El crecimiento de la tarde

por Hugo Gutiérrez Vega

La Jornada Semanal, 15 de junio de 2003

Bajo la piel de las cosas más cotidianas se agitan los emblemas del mundo y de la vida. El poema los hace palpables y, en un acto de pura milagrería, los regresa a su misterio y el poeta se agazapa para cazar otro momento revelador. Por eso, lo que entrega son fragmentos de una biografía (Ungaretti dixit), trasuntos “de los hornos donde el sol se incuba” (lo dice nuestro Rubén nacional) y la maravilla de un cuerpo desnudo en la ceremonia de secar y de peinar su cabello en el interminable espacio del baño (Jorge Valdés Díaz-Vélez nos lo cuenta). De esta manera, la poesía cumple sus ritos y sirve a lo humano. De esta manera, la poesía hace palpables los momentos de magia pura que laten en el fondo de los momentos sencillos, los ademanes conocidos, las emocionantes ceremonias de cada despertar, de cada atardecida o de cada noche cerrada en la cual la única luz que salva y redime es la del amor, la de la entrega a otra alma, a otro cuerpo.

En Jardines sumergidos Jorge Valdés Díaz-Vélez aparece en plena madurez formal y su acercamiento al soneto muestra antiguas virtudes y la novedosa manera de unir los versos para integrar una sola corriente lírica: “Nada impide/ su vuelo hacia el crepúsculo”, “desiertas huellas/ del mar en rotación, el crecimiento/ de la tarde…” “Cuántas veces he oído este paisaje/ mudar a voluntad frente al oleaje/ del alba o del ocaso…” nos dice en “Nox”, poema que hace patente el finísimo oído de Jorge y en el cual se logra domeñar un impulso lírico de estirpe neorromántica con el freno sutil de la forma precisa y ajustada a las exigencias del tema. Conserva la frescura de Voz temporal, pero tiene la novedosa madurez del poemario con el que ganó el Premio Nacional de Aguascalientes, La puerta giratoria.

Sigue siendo fiel a sus voces tutelares (hablar de influencias es una ociosidad crítica): Saint-John Perse, López Velarde, Drummond de Andrade, Seferis, Ungaretti, Kavafis, Alfonso Reyes, Dante, el Cantar de los Cantares, Villaurrutia, Borges, Pessoa, Gil de Biedma y dos músicos, Bach y Satie, que tanto ayudan a fortalecer la música interna del poema y el sentido del ritmo: “Escuchamos el arco de hojarascas de Bach contra el vacío. El espacio sonoro en la piel de una presencia dibujándose leve, certera como el verbo de alguna frase dicha al azar…”, mientras que, escuchando las notas de Satie, regresa a otro tiempo y a otro libro y las presencias se acercan para recrear el pasado: “Escucho entre las notas el crepúsculo/ y en sus pausas el viento y la hondonada/similar al paisaje que encendió/ el aroma cautivo de aquel libro…”

Datos mostrados:
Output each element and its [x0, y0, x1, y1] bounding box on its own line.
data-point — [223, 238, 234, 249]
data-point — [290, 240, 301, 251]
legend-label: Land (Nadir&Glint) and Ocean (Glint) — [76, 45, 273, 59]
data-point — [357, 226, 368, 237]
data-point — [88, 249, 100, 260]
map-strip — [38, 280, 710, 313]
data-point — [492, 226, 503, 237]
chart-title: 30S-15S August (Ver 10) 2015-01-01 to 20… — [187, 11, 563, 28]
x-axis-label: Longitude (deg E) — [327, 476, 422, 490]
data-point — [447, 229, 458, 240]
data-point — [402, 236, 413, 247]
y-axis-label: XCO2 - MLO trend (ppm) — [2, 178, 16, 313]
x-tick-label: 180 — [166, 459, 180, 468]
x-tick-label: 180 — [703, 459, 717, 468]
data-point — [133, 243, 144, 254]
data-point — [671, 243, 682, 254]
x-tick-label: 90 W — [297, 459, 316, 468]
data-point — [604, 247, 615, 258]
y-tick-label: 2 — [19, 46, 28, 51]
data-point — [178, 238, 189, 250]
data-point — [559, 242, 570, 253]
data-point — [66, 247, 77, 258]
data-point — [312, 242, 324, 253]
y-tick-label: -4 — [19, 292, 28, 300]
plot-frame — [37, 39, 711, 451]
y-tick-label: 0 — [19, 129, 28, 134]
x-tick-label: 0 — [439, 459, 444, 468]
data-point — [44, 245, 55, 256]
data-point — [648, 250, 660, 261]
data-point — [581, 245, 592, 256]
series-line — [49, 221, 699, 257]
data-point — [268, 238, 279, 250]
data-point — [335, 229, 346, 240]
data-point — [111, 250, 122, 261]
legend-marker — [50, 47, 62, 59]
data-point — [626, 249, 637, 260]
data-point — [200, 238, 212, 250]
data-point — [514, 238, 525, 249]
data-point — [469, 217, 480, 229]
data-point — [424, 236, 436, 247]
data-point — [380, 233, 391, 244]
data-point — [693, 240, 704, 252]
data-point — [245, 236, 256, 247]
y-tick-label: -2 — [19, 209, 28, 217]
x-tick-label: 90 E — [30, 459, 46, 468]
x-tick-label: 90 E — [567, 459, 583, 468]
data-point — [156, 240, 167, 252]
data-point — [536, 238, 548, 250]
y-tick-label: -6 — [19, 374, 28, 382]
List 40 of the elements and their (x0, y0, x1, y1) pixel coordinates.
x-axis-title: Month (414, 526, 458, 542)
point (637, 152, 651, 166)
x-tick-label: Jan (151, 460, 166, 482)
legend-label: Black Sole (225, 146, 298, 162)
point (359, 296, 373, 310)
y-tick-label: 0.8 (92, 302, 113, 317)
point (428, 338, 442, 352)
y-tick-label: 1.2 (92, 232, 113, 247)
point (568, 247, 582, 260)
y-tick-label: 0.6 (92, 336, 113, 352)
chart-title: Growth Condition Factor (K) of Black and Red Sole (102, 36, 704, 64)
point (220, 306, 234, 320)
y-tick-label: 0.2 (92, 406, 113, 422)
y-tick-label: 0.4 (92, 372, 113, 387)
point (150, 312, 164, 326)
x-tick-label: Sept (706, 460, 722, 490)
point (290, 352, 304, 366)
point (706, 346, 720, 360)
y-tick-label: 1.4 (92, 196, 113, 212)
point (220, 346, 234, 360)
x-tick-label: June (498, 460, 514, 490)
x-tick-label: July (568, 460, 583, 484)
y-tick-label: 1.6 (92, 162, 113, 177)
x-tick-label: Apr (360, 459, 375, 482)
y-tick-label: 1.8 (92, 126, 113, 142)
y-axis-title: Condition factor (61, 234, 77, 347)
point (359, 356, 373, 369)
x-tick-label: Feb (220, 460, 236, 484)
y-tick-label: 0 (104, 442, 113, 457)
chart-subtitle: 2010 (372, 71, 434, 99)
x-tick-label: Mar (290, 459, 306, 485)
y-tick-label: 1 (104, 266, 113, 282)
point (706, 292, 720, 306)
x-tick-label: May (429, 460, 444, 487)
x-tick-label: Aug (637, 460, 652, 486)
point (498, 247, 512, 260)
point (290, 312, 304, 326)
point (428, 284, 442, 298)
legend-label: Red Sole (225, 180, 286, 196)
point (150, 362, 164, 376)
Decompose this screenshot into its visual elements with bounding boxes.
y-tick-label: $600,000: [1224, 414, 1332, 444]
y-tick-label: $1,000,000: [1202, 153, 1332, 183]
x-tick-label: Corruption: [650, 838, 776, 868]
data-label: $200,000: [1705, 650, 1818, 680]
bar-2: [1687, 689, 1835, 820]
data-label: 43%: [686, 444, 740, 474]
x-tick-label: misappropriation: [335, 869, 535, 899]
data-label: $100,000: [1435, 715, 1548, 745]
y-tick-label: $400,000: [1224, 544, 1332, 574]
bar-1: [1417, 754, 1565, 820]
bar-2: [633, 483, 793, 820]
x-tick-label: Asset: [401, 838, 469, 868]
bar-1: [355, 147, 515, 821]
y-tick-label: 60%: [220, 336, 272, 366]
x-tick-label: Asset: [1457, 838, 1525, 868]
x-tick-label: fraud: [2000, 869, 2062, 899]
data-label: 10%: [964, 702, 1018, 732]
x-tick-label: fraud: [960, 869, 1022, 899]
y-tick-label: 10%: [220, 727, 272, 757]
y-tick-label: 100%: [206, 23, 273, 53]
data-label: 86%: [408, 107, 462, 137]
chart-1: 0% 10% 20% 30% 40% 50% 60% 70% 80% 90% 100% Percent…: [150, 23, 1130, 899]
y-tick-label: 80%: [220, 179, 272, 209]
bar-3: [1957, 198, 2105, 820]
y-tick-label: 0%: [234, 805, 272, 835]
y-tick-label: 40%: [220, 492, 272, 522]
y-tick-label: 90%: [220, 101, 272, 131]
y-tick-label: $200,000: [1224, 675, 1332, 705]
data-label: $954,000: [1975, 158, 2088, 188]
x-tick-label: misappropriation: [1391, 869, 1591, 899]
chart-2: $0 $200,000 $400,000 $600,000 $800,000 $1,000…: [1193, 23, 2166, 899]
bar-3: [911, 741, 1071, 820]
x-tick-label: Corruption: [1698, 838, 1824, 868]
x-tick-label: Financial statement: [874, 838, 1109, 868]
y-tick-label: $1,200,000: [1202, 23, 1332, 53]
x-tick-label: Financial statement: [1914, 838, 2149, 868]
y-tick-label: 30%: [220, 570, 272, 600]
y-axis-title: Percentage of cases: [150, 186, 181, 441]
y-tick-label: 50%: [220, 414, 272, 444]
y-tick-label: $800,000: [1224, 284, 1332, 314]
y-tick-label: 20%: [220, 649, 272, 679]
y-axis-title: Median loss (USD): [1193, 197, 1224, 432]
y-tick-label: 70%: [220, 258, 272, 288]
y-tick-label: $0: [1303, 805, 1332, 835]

Objetivos:
A) Responde, según la reseña:
(i) ¿Con qué poemario ganó Jorge Valdés Díaz-Vélez el Premio Nacional de Aguascalientes?
(ii) ¿Cómo se titula el poema en el que aparecen los versos "Cuántas veces he oído este paisaje"?
(iii) ¿Qué dos músicos figuran entre sus voces tutelares?
B) En una o dos oraciones, explica por qué, según la reseña, se incluyen dos músicos entre las voces tutelares del poeta.

Respuestas:
A)
(i) La puerta giratoria.
(ii) "Nox".
(iii) Bach y Satie.

B) La reseña los incluye porque Bach y Satie ayudan a fortalecer la música interna del poema y el sentido del ritmo.